Set of tasks
(1) Reproduce, word for word, the stretch of the scattering text from "The scattered blue" through "wavelengths approximately equally.".
(2) Name every substance or object that the scattering text lists after "This is why:" as appearing white.

Exercise text

-=-=-

The sky is brightest and most blue at 90° from the Sun. Near the Sun, forward-scattered light (which contains all wavelengths near equally for small θ) dominates, making the sky near the sun appear whitish-yellow.

4. Sunsets & Red Light

When the Sun is near the horizon, sunlight must travel through a much longer path of atmosphere to reach you. The path length through the atmosphere at sunset is approximately 38× longer than at zenith (directly overhead).

Optical depth τ: τ = σ \cdot N \cdot L σ = Rayleigh scattering cross-section N = molecular number density L = path length through atmosphere Fraction of light remaining: I = I₀ \cdot e⁻τ At zenith (L \approx 8 km effective): τ_blue \approx 0.15, I_blue/I₀ \approx 86% (86% transmitted) τ_red \approx 0.02, I_red/I₀ \approx 98% At sunset (L \approx 300 km effective): τ_blue \approx 5.6, I_blue/I₀ \approx 0.4% (99.6% scattered away!) τ_red \approx 0.75, I_red/I₀ \approx 47% (still 47% transmitted) \to Direct sunlight has almost no blue left at sunset \to appears red/orange

The scattered blue light reaching your eyes comes from dust and aerosols at higher altitudes, which is why the sky away from the sun at sunset can be brilliant purple, pink, or orange — the combination of forward-scattered red/orange direct light and back-scattered blue/violet.

The best sunsets follow volcanic eruptions: volcanic aerosols (fine sulfate particles) in the stratosphere increase Mie scattering, producing deep crimson and purple hues. The 1883 Krakatoa eruption created vivid sunsets globally for 2–3 years.

5. Mie Scattering & White Clouds

When scatterers are comparable in size to the wavelength of light (Mie regime), scattering becomes less wavelength-dependent. Cloud droplets (radius 5–50 μm) and fog droplets are far larger than visible wavelengths — they scatter all wavelengths approximately equally.

Equal scattering of all wavelengths → white appearance. This is why:

Clouds are white (not blue)
Milk is white (fat globules ~0.1–10 μm scatter all wavelengths)
Fog appears white or grey
Glass ground fine is white (powder scatters all colours)

-=-=-

Stored data
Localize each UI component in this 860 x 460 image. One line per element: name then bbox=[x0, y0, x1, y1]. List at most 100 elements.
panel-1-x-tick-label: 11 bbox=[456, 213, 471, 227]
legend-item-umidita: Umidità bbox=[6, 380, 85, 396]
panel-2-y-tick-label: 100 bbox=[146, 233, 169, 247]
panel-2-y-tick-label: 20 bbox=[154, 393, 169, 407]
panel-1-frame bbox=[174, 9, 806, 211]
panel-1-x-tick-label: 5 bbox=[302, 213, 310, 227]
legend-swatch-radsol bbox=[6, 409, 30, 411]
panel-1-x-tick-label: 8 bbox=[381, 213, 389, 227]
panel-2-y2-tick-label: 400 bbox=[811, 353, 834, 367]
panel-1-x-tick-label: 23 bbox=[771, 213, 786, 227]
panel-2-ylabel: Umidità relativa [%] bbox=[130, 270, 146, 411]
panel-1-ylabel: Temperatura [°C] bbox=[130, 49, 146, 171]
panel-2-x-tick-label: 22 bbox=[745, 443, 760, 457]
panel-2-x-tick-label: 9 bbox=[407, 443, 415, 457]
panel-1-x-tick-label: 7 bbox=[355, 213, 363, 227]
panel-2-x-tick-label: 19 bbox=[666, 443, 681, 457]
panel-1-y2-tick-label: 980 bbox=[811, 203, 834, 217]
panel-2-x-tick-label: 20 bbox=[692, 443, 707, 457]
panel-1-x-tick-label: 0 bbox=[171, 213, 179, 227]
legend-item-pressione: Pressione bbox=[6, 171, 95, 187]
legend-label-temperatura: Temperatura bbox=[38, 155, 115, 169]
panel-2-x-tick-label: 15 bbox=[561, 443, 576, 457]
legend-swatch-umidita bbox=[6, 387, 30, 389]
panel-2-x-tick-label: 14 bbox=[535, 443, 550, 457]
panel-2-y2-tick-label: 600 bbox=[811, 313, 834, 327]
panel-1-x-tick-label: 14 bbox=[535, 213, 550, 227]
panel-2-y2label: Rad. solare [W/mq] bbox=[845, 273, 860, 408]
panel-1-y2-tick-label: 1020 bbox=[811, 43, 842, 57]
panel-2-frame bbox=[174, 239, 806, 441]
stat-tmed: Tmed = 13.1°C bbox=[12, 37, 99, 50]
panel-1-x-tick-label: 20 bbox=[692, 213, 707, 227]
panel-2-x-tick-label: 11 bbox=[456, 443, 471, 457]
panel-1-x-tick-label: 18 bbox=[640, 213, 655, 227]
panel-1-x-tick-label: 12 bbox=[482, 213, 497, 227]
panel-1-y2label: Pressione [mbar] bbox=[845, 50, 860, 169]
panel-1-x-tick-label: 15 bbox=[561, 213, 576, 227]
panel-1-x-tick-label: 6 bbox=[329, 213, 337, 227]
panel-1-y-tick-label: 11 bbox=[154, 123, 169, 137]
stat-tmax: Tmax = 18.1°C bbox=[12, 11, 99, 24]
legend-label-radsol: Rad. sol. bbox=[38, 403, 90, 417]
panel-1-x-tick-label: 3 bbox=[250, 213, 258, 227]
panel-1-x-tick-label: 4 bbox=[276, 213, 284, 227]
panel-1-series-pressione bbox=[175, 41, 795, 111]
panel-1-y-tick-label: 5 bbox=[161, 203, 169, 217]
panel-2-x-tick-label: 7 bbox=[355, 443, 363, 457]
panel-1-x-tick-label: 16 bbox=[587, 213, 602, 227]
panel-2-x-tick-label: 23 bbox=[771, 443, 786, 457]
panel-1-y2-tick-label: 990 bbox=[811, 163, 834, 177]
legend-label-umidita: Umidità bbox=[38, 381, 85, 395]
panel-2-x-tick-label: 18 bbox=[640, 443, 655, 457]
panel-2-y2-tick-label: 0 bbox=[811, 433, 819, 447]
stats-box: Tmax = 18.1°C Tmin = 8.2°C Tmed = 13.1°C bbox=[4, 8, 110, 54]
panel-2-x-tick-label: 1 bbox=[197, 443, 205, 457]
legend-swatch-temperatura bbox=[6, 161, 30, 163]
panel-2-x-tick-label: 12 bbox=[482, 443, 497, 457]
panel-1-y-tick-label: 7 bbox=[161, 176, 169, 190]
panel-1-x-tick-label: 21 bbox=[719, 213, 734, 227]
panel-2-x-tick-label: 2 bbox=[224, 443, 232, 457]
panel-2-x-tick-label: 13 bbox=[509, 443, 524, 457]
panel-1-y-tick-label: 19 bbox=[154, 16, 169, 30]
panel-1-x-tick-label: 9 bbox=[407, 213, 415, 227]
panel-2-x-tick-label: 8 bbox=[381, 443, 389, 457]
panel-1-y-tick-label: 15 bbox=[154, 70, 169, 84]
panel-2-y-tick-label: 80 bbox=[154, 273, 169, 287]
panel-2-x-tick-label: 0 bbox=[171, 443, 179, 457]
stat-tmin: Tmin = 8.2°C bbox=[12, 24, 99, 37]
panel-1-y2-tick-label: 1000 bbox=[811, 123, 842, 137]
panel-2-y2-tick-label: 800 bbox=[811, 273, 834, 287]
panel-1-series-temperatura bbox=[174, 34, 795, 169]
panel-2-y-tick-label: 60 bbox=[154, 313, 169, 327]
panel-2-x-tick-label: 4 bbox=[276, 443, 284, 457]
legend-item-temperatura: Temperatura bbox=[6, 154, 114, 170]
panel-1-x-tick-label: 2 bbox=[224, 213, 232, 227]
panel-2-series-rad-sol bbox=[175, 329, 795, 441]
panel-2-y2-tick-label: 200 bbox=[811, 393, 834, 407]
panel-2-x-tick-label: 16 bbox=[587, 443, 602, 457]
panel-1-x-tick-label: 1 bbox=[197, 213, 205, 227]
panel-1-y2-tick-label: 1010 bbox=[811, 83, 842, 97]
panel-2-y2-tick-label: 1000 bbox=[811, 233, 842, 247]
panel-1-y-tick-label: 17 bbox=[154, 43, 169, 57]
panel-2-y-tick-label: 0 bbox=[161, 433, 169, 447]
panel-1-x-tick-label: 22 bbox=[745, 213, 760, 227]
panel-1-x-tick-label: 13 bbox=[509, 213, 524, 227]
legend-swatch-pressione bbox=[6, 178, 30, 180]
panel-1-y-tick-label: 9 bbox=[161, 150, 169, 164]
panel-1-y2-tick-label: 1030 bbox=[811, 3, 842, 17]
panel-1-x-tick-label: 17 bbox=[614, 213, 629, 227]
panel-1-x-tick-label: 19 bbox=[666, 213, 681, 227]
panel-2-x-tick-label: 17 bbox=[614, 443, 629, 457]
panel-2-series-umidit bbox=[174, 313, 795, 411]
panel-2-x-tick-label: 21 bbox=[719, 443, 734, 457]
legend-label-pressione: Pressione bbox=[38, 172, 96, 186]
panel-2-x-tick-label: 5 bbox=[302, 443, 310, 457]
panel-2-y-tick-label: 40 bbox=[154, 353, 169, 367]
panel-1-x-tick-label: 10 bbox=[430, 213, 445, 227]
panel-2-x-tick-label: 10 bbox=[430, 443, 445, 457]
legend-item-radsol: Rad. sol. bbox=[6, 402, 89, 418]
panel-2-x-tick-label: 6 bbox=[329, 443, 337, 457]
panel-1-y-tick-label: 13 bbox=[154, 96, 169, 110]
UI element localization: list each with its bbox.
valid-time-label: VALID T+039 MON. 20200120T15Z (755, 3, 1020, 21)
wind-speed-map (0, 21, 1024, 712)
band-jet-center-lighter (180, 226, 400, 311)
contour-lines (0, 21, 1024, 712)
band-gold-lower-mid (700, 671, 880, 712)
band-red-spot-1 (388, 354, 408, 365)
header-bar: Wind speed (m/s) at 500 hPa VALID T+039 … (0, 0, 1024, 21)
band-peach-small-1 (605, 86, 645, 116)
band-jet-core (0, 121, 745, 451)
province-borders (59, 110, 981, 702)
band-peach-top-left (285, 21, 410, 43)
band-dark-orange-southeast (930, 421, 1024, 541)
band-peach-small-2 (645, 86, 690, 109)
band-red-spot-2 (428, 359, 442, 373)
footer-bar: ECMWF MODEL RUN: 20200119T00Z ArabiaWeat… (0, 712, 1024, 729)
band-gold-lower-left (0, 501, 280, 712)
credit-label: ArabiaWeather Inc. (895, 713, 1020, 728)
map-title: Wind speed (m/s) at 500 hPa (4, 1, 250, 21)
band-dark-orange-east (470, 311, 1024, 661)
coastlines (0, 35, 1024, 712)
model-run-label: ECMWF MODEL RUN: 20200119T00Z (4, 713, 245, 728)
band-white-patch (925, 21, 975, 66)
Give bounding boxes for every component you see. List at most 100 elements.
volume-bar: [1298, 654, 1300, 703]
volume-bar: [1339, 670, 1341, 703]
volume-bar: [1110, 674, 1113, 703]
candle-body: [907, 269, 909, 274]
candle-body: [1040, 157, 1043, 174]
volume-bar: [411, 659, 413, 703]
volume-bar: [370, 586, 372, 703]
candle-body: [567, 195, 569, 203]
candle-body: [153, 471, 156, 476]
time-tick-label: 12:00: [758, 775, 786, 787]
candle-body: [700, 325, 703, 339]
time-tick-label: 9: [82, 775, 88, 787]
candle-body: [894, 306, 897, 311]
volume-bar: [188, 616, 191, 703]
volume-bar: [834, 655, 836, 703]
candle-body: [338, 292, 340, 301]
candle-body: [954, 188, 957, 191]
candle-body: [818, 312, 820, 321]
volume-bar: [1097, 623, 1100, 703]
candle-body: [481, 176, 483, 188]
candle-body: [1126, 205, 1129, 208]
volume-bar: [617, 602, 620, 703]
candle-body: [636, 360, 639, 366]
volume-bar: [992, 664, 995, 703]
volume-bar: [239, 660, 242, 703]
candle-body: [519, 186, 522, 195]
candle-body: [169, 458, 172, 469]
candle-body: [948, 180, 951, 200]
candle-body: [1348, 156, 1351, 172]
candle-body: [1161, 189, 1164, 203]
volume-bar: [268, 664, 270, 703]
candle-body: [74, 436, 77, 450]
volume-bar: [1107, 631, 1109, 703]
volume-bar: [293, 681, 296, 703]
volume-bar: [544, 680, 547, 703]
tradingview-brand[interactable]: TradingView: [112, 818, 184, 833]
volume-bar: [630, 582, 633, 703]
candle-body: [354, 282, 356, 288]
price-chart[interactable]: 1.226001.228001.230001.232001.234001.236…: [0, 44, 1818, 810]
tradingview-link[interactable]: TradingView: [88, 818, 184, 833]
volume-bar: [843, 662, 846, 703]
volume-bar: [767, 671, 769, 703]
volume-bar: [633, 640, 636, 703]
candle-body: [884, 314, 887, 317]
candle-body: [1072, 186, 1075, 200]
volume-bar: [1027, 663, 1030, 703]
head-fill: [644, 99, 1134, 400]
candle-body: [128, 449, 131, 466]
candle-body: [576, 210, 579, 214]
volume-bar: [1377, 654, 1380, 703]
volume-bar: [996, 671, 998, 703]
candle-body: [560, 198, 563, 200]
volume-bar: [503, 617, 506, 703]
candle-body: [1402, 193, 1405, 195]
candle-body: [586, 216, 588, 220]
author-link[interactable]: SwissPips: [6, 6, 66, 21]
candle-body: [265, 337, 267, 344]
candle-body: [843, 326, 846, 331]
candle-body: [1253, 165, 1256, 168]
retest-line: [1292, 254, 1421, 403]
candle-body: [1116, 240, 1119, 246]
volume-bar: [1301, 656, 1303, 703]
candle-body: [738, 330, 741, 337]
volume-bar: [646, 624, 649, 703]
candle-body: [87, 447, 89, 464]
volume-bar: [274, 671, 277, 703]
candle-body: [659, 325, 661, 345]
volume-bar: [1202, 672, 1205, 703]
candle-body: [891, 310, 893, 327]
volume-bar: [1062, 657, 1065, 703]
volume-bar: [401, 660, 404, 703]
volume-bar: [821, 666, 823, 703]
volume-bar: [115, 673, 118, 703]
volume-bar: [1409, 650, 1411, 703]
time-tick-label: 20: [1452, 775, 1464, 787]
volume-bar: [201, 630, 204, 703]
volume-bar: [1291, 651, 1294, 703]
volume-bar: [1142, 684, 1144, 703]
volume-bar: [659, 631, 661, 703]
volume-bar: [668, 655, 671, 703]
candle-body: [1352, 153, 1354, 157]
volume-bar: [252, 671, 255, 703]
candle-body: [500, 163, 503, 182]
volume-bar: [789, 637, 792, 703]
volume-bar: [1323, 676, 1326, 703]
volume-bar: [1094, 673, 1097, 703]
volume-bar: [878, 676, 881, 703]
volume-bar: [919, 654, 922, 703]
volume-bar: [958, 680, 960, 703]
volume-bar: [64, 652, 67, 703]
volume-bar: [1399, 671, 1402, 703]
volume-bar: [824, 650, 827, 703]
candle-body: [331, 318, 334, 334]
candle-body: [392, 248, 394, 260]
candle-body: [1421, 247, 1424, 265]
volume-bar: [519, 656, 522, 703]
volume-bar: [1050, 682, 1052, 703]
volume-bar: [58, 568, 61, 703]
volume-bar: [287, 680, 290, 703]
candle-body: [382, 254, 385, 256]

-=-=-

Responses for each task
(1)
The scattered blue light reaching your eyes comes from dust and aerosols at higher altitudes, which is why the sky away from the sun at sunset can be brilliant purple, pink, or orange — the combination of forward-scattered red/orange direct light and back-scattered blue/violet.

The best sunsets follow volcanic eruptions: volcanic aerosols (fine sulfate particles) in the stratosphere increase Mie scattering, producing deep crimson and purple hues. The 1883 Krakatoa eruption created vivid sunsets globally for 2–3 years.

5. Mie Scattering & White Clouds

When scatterers are comparable in size to the wavelength of light (Mie regime), scattering becomes less wavelength-dependent. Cloud droplets (radius 5–50 μm) and fog droplets are far larger than visible wavelengths — they scatter all wavelengths approximately equally.

(2) Clouds, milk, fog, glass ground fine